DESCRIPTION OF THE TASK
Locate all lines with the word "vzduchu". Copy them.

= = = = = = =

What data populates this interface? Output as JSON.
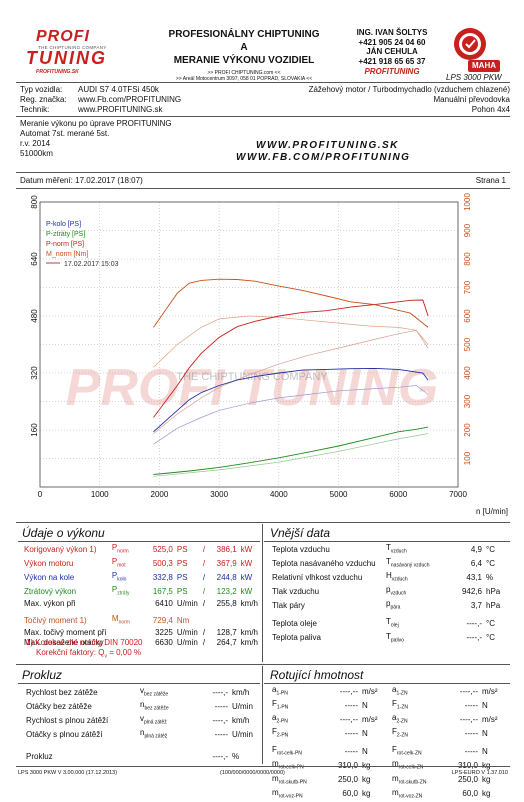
{
  "header": {
    "logo_line1": "PROFI",
    "logo_tagline": "THE CHIPTUNING COMPANY",
    "logo_line2": "TUNING",
    "logo_small": "PROFITUNING.SK",
    "title1": "PROFESIONÁLNY CHIPTUNING",
    "title2": "A",
    "title3": "MERANIE VÝKONU VOZIDIEL",
    "addr1": ">> PROFI CHIPTUNING.com <<",
    "addr2": ">> Areál Motocentrum 3097, 058 01 POPRAD, SLOVAKIA <<",
    "contact1": "ING. IVAN ŠOLTYS",
    "phone1": "+421 905 24 04 60",
    "contact2": "JÁN CEHULA",
    "phone2": "+421 918 65 65 37",
    "brand": "PROFITUNING",
    "maha": "MAHA",
    "lps": "LPS 3000 PKW"
  },
  "vehicle": {
    "type_label": "Typ vozidla:",
    "type_value": "AUDI S7 4.0TFSi 450k",
    "reg_label": "Reg. značka:",
    "reg_value": "www.Fb.com/PROFITUNING",
    "tech_label": "Technik:",
    "tech_value": "www.PROFITUNING.sk",
    "engine": "Zážehový motor / Turbodmychadlo (vzduchem chlazené)",
    "gearbox": "Manuální převodovka",
    "drive": "Pohon 4x4"
  },
  "notes": {
    "line1": "Meranie výkonu po úprave PROFITUNING",
    "line2": "Automat 7st. merané 5st.",
    "line3": "r.v. 2014",
    "line4": "51000km",
    "web1": "WWW.PROFITUNING.SK",
    "web2": "WWW.FB.COM/PROFITUNING"
  },
  "measure": {
    "date": "Datum měření: 17.02.2017 (18:07)",
    "page": "Strana 1"
  },
  "chart_data": {
    "type": "line",
    "x_unit": "n [U/min]",
    "xlim": [
      0,
      7000
    ],
    "x_ticks": [
      0,
      1000,
      2000,
      3000,
      4000,
      5000,
      6000,
      7000
    ],
    "ylim_left": [
      0,
      800
    ],
    "y_ticks_left": [
      0,
      160,
      320,
      480,
      640,
      800
    ],
    "ylim_right": [
      0,
      1000
    ],
    "y_ticks_right": [
      0,
      100,
      200,
      300,
      400,
      500,
      600,
      700,
      800,
      900,
      1000
    ],
    "legend": [
      "P-kolo [PS]",
      "P-ztráty [PS]",
      "P-norm [PS]",
      "M_norm [Nm]",
      "17.02.2017 15:03"
    ],
    "watermark": "PROFI TUNING",
    "watermark_tag": "THE CHIPTUNING COMPANY",
    "series": [
      {
        "name": "P-norm [PS]",
        "color": "#c8201c",
        "axis": "left",
        "x": [
          1900,
          2100,
          2300,
          2500,
          2700,
          3000,
          3300,
          3600,
          4000,
          4400,
          4800,
          5200,
          5600,
          6000,
          6200,
          6410,
          6500
        ],
        "y": [
          195,
          240,
          285,
          335,
          375,
          420,
          450,
          465,
          480,
          490,
          495,
          505,
          512,
          520,
          524,
          525,
          480
        ]
      },
      {
        "name": "P-kolo [PS]",
        "color": "#1f2fa0",
        "axis": "left",
        "x": [
          1900,
          2100,
          2300,
          2500,
          2700,
          3000,
          3300,
          3600,
          4000,
          4400,
          4800,
          5200,
          5600,
          6000,
          6200,
          6410,
          6500
        ],
        "y": [
          155,
          185,
          215,
          245,
          265,
          285,
          300,
          310,
          320,
          328,
          330,
          332,
          333,
          330,
          325,
          320,
          300
        ]
      },
      {
        "name": "P-ztráty [PS]",
        "color": "#1f8a1f",
        "axis": "left",
        "x": [
          1900,
          2500,
          3000,
          3500,
          4000,
          4500,
          5000,
          5500,
          6000,
          6300,
          6500
        ],
        "y": [
          35,
          45,
          55,
          68,
          82,
          98,
          115,
          135,
          155,
          162,
          168
        ]
      },
      {
        "name": "M_norm [Nm]",
        "color": "#c8501c",
        "axis": "right",
        "x": [
          1900,
          2100,
          2300,
          2500,
          2700,
          3000,
          3300,
          3600,
          4000,
          4400,
          4800,
          5200,
          5600,
          6000,
          6200,
          6500
        ],
        "y": [
          560,
          620,
          680,
          715,
          725,
          729,
          728,
          722,
          705,
          690,
          670,
          650,
          640,
          620,
          610,
          560
        ]
      },
      {
        "name": "P-norm ghost",
        "color": "#dd9a90",
        "axis": "left",
        "x": [
          1900,
          2300,
          2700,
          3000,
          3500,
          4000,
          4500,
          5000,
          5500,
          6000,
          6300,
          6500
        ],
        "y": [
          150,
          205,
          250,
          280,
          315,
          345,
          370,
          390,
          410,
          430,
          440,
          390
        ]
      },
      {
        "name": "P-kolo ghost",
        "color": "#9a9ad0",
        "axis": "left",
        "x": [
          1900,
          2300,
          2700,
          3000,
          3500,
          4000,
          4500,
          5000,
          5500,
          6000,
          6300,
          6500
        ],
        "y": [
          120,
          165,
          195,
          215,
          235,
          250,
          260,
          270,
          275,
          280,
          285,
          260
        ]
      },
      {
        "name": "M ghost",
        "color": "#e0a080",
        "axis": "right",
        "x": [
          1900,
          2300,
          2700,
          3000,
          3500,
          4000,
          4500,
          5000,
          5500,
          6000,
          6300,
          6500
        ],
        "y": [
          420,
          500,
          560,
          590,
          600,
          595,
          585,
          575,
          565,
          560,
          550,
          500
        ]
      },
      {
        "name": "P-ztráty ghost",
        "color": "#90c890",
        "axis": "left",
        "x": [
          1900,
          3000,
          4000,
          5000,
          6000,
          6500
        ],
        "y": [
          30,
          48,
          70,
          100,
          135,
          150
        ]
      }
    ]
  },
  "results": {
    "heading": "Údaje o výkonu",
    "rows": [
      {
        "label": "Korigovaný výkon 1)",
        "sym": "P",
        "sub": "norm",
        "v1": "525,0",
        "u1": "PS",
        "sep": "/",
        "v2": "386,1",
        "u2": "kW",
        "cls": "red"
      },
      {
        "label": "Výkon motoru",
        "sym": "P",
        "sub": "mot",
        "v1": "500,3",
        "u1": "PS",
        "sep": "/",
        "v2": "367,9",
        "u2": "kW",
        "cls": "red"
      },
      {
        "label": "Výkon na kole",
        "sym": "P",
        "sub": "kolo",
        "v1": "332,8",
        "u1": "PS",
        "sep": "/",
        "v2": "244,8",
        "u2": "kW",
        "cls": "blue"
      },
      {
        "label": "Ztrátový výkon",
        "sym": "P",
        "sub": "ztráty",
        "v1": "167,5",
        "u1": "PS",
        "sep": "/",
        "v2": "123,2",
        "u2": "kW",
        "cls": "green"
      },
      {
        "label": "Max. výkon při",
        "sym": "",
        "sub": "",
        "v1": "6410",
        "u1": "U/min",
        "sep": "/",
        "v2": "255,8",
        "u2": "km/h",
        "cls": "plain"
      },
      {
        "label": "Točivý moment 1)",
        "sym": "M",
        "sub": "norm",
        "v1": "729,4",
        "u1": "Nm",
        "sep": "",
        "v2": "",
        "u2": "",
        "cls": "orange"
      },
      {
        "label": "Max. točivý moment při",
        "sym": "",
        "sub": "",
        "v1": "3225",
        "u1": "U/min",
        "sep": "/",
        "v2": "128,7",
        "u2": "km/h",
        "cls": "plain"
      },
      {
        "label": "Max. dosažené otáčky",
        "sym": "",
        "sub": "",
        "v1": "6630",
        "u1": "U/min",
        "sep": "/",
        "v2": "264,7",
        "u2": "km/h",
        "cls": "plain"
      }
    ],
    "footnote1": "1) Korekce dle normy DIN 70020",
    "footnote2": "Korekční faktory: Q",
    "footnote2_sub": "v",
    "footnote2_val": "= 0,00 %"
  },
  "ambient": {
    "heading": "Vnější data",
    "rows": [
      {
        "label": "Teplota vzduchu",
        "sym": "T",
        "sub": "vzduch",
        "val": "4,9",
        "unit": "°C"
      },
      {
        "label": "Teplota nasávaného vzduchu",
        "sym": "T",
        "sub": "nasávaný vzduch",
        "val": "6,4",
        "unit": "°C"
      },
      {
        "label": "Relativní vlhkost vzduchu",
        "sym": "H",
        "sub": "vzduch",
        "val": "43,1",
        "unit": "%"
      },
      {
        "label": "Tlak vzduchu",
        "sym": "p",
        "sub": "vzduch",
        "val": "942,6",
        "unit": "hPa"
      },
      {
        "label": "Tlak páry",
        "sym": "p",
        "sub": "pára",
        "val": "3,7",
        "unit": "hPa"
      },
      {
        "label": "Teplota oleje",
        "sym": "T",
        "sub": "olej",
        "val": "----,-",
        "unit": "°C"
      },
      {
        "label": "Teplota paliva",
        "sym": "T",
        "sub": "palivo",
        "val": "----,-",
        "unit": "°C"
      }
    ]
  },
  "prokluz": {
    "heading": "Prokluz",
    "rows": [
      {
        "label": "Rychlost bez zátěže",
        "sym": "v",
        "sub": "bez zátěže",
        "val": "----,-",
        "unit": "km/h"
      },
      {
        "label": "Otáčky bez zátěže",
        "sym": "n",
        "sub": "bez zátěže",
        "val": "-----",
        "unit": "U/min"
      },
      {
        "label": "Rychlost s plnou zátěží",
        "sym": "v",
        "sub": "plná zátěž",
        "val": "----,-",
        "unit": "km/h"
      },
      {
        "label": "Otáčky s plnou zátěží",
        "sym": "n",
        "sub": "plná zátěž",
        "val": "-----",
        "unit": "U/min"
      },
      {
        "label": "Prokluz",
        "sym": "",
        "sub": "",
        "val": "----,-",
        "unit": "%"
      }
    ]
  },
  "rot": {
    "heading": "Rotující hmotnost",
    "left": [
      {
        "sym": "a",
        "sub": "1-PN",
        "val": "----,--",
        "unit": "m/s²"
      },
      {
        "sym": "F",
        "sub": "1-PN",
        "val": "-----",
        "unit": "N"
      },
      {
        "sym": "a",
        "sub": "2-PN",
        "val": "----,--",
        "unit": "m/s²"
      },
      {
        "sym": "F",
        "sub": "2-PN",
        "val": "-----",
        "unit": "N"
      },
      {
        "sym": "F",
        "sub": "rot-celk-PN",
        "val": "-----",
        "unit": "N"
      },
      {
        "sym": "m",
        "sub": "rot-celk-PN",
        "val": "310,0",
        "unit": "kg"
      },
      {
        "sym": "m",
        "sub": "rot-skutb-PN",
        "val": "250,0",
        "unit": "kg"
      },
      {
        "sym": "m",
        "sub": "rot-voz-PN",
        "val": "60,0",
        "unit": "kg"
      }
    ],
    "right": [
      {
        "sym": "a",
        "sub": "1-ZN",
        "val": "----,--",
        "unit": "m/s²"
      },
      {
        "sym": "F",
        "sub": "1-ZN",
        "val": "-----",
        "unit": "N"
      },
      {
        "sym": "a",
        "sub": "2-ZN",
        "val": "----,--",
        "unit": "m/s²"
      },
      {
        "sym": "F",
        "sub": "2-ZN",
        "val": "-----",
        "unit": "N"
      },
      {
        "sym": "F",
        "sub": "rot-celk-ZN",
        "val": "-----",
        "unit": "N"
      },
      {
        "sym": "m",
        "sub": "rot-celk-ZN",
        "val": "310,0",
        "unit": "kg"
      },
      {
        "sym": "m",
        "sub": "rot-skutb-ZN",
        "val": "250,0",
        "unit": "kg"
      },
      {
        "sym": "m",
        "sub": "rot-voz-ZN",
        "val": "60,0",
        "unit": "kg"
      }
    ]
  },
  "footer": {
    "left": "LPS 3000 PKW V 3.00.000 (17.12.2013)",
    "mid": "(100/000/0000/0000/0000)",
    "right": "LPS-EURO V 1.37.010"
  }
}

= = = = = = =

TASK ANSWER
        "label": "Teplota vzduchu",
        "label": "Teplota nasávaného vzduchu",
        "label": "Relativní vlhkost vzduchu",
        "label": "Tlak vzduchu",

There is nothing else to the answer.